## START Provided information
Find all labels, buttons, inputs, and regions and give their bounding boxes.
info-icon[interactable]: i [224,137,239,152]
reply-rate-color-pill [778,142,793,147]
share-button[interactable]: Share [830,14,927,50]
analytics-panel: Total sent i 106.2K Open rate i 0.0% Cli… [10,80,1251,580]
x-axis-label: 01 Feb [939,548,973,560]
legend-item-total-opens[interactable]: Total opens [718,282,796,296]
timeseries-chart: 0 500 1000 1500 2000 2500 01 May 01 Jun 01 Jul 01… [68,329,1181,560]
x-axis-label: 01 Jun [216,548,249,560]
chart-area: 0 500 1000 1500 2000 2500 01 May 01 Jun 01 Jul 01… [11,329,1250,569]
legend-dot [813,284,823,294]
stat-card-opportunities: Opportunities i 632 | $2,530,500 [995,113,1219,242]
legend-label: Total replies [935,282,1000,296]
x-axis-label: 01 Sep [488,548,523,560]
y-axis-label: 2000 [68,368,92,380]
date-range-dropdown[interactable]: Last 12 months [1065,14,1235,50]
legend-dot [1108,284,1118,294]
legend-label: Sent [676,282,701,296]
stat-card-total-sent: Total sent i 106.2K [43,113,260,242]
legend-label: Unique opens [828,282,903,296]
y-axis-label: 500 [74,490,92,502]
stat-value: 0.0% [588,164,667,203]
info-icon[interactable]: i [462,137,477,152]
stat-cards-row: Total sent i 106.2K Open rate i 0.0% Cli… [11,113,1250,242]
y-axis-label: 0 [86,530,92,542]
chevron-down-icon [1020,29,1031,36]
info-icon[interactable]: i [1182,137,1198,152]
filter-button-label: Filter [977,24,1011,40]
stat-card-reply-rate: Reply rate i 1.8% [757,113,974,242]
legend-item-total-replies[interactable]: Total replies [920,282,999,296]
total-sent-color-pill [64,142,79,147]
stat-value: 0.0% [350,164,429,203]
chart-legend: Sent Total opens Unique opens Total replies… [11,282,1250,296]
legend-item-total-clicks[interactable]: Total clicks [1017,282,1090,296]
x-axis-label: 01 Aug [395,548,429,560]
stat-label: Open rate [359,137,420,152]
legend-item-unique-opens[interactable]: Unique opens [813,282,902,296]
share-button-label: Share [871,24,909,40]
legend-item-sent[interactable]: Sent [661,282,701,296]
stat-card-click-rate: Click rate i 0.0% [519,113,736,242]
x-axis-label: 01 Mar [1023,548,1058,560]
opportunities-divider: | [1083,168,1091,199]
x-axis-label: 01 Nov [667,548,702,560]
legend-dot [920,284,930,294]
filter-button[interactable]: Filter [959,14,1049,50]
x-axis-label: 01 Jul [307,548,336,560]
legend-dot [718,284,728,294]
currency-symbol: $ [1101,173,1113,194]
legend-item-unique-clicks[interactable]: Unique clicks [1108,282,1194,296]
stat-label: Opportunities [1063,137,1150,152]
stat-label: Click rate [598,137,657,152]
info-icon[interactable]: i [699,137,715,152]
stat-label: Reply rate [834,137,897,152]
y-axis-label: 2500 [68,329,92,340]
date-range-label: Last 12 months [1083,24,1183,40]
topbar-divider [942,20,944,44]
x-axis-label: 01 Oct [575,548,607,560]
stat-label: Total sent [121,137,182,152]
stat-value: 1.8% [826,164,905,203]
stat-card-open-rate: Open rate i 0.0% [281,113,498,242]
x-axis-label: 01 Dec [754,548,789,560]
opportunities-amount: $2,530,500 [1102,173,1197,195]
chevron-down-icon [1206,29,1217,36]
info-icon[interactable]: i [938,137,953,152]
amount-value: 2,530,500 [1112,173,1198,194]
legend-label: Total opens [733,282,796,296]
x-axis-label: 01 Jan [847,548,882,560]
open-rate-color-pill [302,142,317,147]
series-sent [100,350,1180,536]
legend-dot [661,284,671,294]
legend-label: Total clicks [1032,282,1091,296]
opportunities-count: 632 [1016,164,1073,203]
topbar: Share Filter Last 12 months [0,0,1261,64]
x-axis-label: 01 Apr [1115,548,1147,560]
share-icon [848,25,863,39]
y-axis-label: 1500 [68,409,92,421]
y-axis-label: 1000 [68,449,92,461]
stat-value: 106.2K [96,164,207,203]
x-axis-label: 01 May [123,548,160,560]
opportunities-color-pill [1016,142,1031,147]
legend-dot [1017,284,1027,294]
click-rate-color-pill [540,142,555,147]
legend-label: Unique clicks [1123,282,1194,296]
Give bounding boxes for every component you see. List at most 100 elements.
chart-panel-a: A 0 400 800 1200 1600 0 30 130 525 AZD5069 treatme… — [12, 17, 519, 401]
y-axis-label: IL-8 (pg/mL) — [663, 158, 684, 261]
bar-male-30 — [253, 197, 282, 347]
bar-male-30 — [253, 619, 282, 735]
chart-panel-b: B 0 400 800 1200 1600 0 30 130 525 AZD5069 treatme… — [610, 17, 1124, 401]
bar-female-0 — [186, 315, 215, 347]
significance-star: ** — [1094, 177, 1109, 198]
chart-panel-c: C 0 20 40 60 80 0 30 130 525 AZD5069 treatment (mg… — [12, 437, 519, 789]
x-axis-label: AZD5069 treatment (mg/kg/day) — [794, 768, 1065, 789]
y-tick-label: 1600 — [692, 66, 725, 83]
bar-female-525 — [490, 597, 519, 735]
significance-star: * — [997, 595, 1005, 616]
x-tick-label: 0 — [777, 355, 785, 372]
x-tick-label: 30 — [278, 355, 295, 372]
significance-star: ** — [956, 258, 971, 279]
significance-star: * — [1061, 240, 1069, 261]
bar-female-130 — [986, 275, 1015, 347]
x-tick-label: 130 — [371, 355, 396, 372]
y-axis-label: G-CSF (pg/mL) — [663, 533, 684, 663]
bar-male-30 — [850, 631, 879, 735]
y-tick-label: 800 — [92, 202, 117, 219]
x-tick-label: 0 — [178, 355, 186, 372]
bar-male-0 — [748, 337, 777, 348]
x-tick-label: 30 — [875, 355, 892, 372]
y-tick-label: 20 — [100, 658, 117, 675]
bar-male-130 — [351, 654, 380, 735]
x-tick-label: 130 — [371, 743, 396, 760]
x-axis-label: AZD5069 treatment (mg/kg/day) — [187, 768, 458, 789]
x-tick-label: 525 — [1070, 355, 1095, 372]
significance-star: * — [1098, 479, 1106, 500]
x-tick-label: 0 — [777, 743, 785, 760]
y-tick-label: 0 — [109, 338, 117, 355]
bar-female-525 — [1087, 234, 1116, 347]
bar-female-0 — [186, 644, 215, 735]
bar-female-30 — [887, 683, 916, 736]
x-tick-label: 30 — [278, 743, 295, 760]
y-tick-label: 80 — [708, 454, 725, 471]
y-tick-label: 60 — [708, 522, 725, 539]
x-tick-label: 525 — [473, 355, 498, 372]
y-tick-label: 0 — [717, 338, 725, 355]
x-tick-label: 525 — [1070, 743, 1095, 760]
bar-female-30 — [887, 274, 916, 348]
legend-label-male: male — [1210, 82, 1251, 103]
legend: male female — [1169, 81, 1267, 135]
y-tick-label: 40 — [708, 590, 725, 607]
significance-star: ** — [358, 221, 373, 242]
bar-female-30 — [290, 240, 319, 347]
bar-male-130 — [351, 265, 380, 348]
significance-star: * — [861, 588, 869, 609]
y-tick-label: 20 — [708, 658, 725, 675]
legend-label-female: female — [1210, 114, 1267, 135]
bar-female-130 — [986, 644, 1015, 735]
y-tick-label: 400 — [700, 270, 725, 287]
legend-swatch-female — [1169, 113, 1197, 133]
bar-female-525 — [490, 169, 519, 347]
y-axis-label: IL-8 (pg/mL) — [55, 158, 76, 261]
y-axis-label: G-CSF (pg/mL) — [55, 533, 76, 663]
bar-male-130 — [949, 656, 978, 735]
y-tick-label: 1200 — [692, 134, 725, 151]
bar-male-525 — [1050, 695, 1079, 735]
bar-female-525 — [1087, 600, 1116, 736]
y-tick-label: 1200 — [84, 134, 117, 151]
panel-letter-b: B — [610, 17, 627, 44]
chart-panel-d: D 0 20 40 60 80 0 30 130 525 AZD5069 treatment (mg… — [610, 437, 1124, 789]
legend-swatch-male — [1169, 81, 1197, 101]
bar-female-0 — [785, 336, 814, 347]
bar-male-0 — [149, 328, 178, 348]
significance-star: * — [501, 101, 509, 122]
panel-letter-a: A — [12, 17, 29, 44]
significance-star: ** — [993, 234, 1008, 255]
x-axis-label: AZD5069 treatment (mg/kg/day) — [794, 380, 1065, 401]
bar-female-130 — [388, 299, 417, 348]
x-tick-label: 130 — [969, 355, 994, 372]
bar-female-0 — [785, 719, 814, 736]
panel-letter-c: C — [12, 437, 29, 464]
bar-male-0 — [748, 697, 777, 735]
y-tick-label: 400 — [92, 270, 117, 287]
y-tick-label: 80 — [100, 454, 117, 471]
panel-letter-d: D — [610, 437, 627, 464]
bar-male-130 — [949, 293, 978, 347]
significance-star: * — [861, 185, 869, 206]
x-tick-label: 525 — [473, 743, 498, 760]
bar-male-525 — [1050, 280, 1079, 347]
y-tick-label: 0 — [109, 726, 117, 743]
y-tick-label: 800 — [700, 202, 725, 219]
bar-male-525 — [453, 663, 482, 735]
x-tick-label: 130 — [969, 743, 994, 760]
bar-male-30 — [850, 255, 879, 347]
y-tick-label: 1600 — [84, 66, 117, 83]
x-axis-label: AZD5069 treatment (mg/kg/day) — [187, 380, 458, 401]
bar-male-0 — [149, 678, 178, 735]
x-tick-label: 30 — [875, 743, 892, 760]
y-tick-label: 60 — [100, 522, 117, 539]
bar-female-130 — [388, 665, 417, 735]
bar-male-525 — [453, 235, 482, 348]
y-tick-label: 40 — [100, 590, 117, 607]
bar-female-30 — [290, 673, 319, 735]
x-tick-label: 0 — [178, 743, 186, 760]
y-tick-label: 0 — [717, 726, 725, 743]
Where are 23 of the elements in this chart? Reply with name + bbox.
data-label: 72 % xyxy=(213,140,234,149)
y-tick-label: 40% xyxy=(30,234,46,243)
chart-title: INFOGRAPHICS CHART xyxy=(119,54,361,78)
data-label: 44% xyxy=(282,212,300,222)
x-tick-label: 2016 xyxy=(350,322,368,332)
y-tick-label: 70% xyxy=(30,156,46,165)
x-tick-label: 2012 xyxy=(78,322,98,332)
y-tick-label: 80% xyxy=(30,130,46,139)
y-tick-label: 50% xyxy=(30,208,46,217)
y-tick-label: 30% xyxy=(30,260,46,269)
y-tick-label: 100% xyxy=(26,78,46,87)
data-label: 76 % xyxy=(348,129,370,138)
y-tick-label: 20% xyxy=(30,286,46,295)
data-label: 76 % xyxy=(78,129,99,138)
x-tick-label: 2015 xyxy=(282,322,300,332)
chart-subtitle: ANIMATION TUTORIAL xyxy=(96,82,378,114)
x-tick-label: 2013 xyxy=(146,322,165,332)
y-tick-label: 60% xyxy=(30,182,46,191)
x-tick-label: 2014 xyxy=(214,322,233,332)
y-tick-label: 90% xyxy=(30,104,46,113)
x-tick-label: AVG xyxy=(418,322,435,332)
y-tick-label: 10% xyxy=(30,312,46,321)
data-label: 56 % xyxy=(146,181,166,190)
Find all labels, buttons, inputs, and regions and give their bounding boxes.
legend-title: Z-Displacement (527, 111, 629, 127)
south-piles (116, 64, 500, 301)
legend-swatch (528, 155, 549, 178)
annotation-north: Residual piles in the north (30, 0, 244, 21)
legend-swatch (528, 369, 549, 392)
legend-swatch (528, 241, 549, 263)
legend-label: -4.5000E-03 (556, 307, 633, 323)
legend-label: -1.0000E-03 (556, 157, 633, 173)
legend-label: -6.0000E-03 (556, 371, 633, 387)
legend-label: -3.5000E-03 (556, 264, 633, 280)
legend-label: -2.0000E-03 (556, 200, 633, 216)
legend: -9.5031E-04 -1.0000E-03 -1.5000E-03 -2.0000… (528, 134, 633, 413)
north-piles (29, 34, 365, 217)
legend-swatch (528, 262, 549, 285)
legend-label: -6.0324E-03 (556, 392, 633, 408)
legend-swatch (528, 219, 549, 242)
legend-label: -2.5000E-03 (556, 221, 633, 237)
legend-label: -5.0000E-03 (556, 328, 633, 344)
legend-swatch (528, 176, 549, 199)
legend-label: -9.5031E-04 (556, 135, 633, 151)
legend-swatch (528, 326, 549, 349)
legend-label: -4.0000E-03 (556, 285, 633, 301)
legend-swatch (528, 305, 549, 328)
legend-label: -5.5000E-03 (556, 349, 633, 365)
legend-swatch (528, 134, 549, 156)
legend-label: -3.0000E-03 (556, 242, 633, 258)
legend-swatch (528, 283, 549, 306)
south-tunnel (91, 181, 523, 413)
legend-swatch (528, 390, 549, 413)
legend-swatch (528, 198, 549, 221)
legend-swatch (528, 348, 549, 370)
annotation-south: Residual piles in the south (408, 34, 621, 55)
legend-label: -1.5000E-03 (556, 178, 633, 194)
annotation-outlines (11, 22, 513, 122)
## END Provided information
• Challenge:
Return, unchanged, every line from the very first one through the line containing "legend-item-total-opens[interactable]: Total opens", including both of those lines.

• Answer to this task:
Find all labels, buttons, inputs, and regions and give their bounding boxes.
info-icon[interactable]: i [224,137,239,152]
reply-rate-color-pill [778,142,793,147]
share-button[interactable]: Share [830,14,927,50]
analytics-panel: Total sent i 106.2K Open rate i 0.0% Cli… [10,80,1251,580]
x-axis-label: 01 Feb [939,548,973,560]
legend-item-total-opens[interactable]: Total opens [718,282,796,296]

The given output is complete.